▸ **ENTRIES SUPPLIED**:
—————

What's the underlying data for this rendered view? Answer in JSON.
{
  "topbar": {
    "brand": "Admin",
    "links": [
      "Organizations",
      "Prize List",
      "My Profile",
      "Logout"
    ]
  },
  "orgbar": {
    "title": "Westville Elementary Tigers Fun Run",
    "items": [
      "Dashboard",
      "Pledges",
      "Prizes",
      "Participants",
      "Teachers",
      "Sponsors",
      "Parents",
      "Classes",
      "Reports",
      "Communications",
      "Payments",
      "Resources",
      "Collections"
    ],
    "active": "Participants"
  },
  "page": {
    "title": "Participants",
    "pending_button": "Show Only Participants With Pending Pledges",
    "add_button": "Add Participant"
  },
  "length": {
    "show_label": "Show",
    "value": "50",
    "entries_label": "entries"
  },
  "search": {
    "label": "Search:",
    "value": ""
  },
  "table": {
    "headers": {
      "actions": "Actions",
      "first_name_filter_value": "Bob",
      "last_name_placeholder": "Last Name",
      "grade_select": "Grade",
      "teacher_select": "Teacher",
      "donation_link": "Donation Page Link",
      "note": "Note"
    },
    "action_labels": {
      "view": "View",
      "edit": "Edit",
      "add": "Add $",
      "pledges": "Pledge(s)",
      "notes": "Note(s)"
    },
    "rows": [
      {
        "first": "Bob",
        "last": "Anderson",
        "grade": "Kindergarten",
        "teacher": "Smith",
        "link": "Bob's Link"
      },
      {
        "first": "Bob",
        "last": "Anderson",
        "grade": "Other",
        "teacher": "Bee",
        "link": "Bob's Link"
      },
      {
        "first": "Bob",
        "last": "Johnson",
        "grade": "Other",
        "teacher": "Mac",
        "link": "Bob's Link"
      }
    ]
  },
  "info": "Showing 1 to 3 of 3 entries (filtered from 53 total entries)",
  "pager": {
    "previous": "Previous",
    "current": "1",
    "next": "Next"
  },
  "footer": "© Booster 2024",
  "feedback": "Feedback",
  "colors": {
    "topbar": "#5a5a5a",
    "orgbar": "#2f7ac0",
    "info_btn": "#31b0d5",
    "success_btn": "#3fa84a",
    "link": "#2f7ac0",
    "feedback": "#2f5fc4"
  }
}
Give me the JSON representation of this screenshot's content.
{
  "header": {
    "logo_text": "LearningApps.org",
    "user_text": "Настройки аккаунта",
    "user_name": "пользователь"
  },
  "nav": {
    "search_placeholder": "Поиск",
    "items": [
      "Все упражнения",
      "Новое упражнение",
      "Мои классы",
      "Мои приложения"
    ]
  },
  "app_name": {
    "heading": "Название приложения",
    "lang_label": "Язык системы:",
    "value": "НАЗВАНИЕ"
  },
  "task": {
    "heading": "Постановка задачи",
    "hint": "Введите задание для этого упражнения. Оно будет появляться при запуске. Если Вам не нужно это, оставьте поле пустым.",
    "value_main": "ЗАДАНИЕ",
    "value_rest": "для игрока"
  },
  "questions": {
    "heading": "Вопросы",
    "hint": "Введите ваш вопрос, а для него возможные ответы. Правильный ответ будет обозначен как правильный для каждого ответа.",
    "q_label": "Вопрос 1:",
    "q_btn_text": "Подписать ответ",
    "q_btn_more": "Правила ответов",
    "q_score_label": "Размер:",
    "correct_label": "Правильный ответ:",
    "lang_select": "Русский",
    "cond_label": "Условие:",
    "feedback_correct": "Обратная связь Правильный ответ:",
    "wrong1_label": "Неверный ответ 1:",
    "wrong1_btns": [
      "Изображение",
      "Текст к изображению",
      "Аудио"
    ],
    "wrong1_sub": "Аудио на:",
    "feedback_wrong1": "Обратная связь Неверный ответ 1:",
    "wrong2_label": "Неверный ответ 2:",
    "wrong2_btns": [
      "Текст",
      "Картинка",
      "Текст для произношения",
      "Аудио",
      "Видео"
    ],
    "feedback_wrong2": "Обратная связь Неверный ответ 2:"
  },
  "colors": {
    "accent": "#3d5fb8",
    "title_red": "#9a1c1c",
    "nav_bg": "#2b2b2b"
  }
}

—————

▸ **REQUEST**: Among the records above, how many lines carry the string "Текст"? Reply with the number alone.

▸ **EXERCISE RESULT**: 3